Aim of the task → Extract all lines containing "Date".

Excerpted records →
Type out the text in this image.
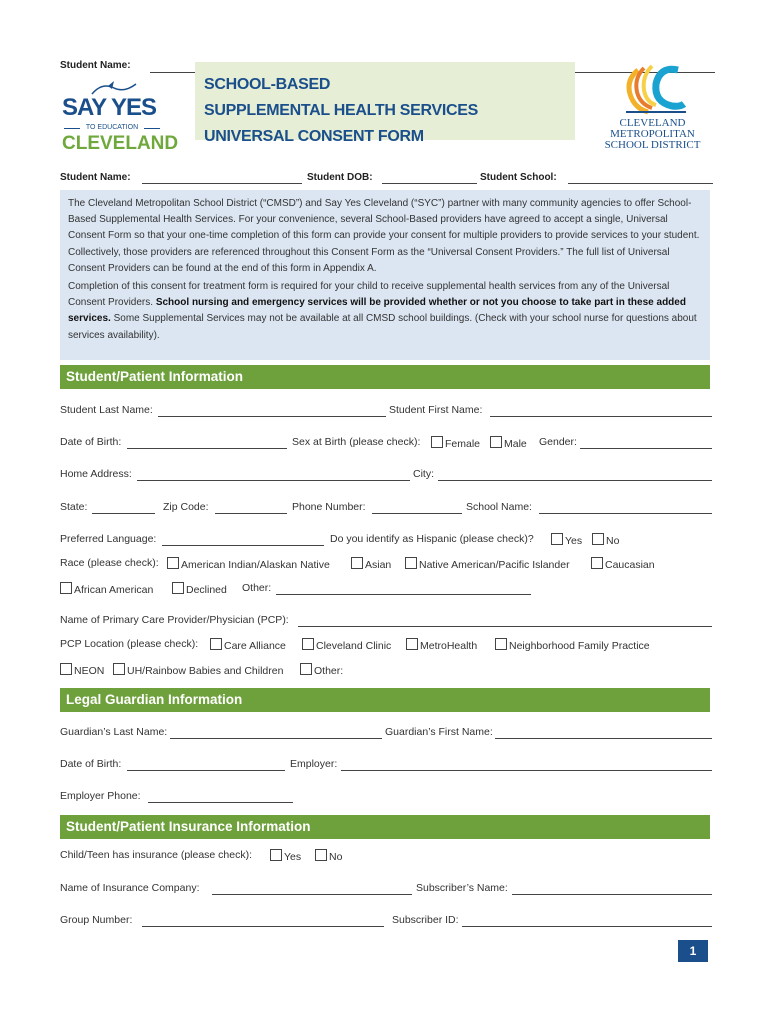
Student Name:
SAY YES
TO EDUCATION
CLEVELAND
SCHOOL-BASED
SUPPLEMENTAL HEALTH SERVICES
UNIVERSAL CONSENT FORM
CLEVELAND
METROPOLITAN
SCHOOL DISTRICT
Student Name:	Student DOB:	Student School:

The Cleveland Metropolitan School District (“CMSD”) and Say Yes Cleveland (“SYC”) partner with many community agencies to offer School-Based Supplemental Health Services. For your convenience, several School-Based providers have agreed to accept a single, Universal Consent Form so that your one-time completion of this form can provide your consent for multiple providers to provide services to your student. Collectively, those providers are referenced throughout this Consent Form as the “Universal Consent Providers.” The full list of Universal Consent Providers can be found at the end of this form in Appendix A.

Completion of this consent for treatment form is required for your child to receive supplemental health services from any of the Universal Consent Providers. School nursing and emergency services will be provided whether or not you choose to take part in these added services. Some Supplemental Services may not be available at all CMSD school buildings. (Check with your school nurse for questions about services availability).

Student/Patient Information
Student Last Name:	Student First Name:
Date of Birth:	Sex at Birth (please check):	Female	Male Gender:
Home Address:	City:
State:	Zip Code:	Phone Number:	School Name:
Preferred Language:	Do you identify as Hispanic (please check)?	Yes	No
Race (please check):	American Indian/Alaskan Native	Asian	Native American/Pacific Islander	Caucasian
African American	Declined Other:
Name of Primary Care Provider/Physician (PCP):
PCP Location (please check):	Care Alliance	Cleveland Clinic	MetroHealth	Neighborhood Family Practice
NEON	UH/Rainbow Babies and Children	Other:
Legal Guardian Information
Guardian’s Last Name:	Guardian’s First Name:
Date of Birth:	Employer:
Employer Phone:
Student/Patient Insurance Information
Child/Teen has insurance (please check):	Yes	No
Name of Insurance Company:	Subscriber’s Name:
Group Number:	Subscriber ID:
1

Solution to the exercise →
Date of Birth:	Sex at Birth (please check):	Female	Male Gender:
Date of Birth:	Employer:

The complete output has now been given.